» **Objective**: Copy out the data exactly, leaving the pictures behind.

Structured figure records
------------------------------------
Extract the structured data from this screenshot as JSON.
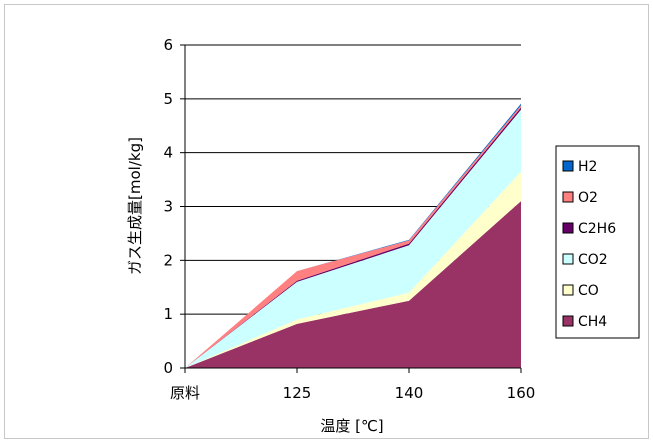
{
  "chart_data": {
    "type": "area",
    "stacked": true,
    "categories": [
      "原料",
      "125",
      "140",
      "160"
    ],
    "xlabel": "温度 [℃]",
    "ylabel": "ガス生成量[mol/kg]",
    "ylim": [
      0,
      6
    ],
    "yticks": [
      0,
      1,
      2,
      3,
      4,
      5,
      6
    ],
    "grid": true,
    "legend_position": "right",
    "series": [
      {
        "name": "CH4",
        "color": "#993366",
        "values": [
          0,
          0.82,
          1.25,
          3.1
        ]
      },
      {
        "name": "CO",
        "color": "#ffffcc",
        "values": [
          0,
          0.08,
          0.15,
          0.55
        ]
      },
      {
        "name": "CO2",
        "color": "#ccffff",
        "values": [
          0,
          0.7,
          0.88,
          1.15
        ]
      },
      {
        "name": "C2H6",
        "color": "#660066",
        "values": [
          0,
          0.02,
          0.03,
          0.04
        ]
      },
      {
        "name": "O2",
        "color": "#ff8080",
        "values": [
          0,
          0.18,
          0.06,
          0.04
        ]
      },
      {
        "name": "H2",
        "color": "#0066cc",
        "values": [
          0,
          0.0,
          0.01,
          0.03
        ]
      }
    ],
    "legend_order": [
      "H2",
      "O2",
      "C2H6",
      "CO2",
      "CO",
      "CH4"
    ]
  }
}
------------------------------------
» **Output of the task**:
Extract the structured data from this screenshot as JSON.
{
  "chart_data": {
    "type": "area",
    "stacked": true,
    "categories": [
      "原料",
      "125",
      "140",
      "160"
    ],
    "xlabel": "温度 [℃]",
    "ylabel": "ガス生成量[mol/kg]",
    "ylim": [
      0,
      6
    ],
    "yticks": [
      0,
      1,
      2,
      3,
      4,
      5,
      6
    ],
    "grid": true,
    "legend_position": "right",
    "series": [
      {
        "name": "CH4",
        "color": "#993366",
        "values": [
          0,
          0.82,
          1.25,
          3.1
        ]
      },
      {
        "name": "CO",
        "color": "#ffffcc",
        "values": [
          0,
          0.08,
          0.15,
          0.55
        ]
      },
      {
        "name": "CO2",
        "color": "#ccffff",
        "values": [
          0,
          0.7,
          0.88,
          1.15
        ]
      },
      {
        "name": "C2H6",
        "color": "#660066",
        "values": [
          0,
          0.02,
          0.03,
          0.04
        ]
      },
      {
        "name": "O2",
        "color": "#ff8080",
        "values": [
          0,
          0.18,
          0.06,
          0.04
        ]
      },
      {
        "name": "H2",
        "color": "#0066cc",
        "values": [
          0,
          0.0,
          0.01,
          0.03
        ]
      }
    ],
    "legend_order": [
      "H2",
      "O2",
      "C2H6",
      "CO2",
      "CO",
      "CH4"
    ]
  }
}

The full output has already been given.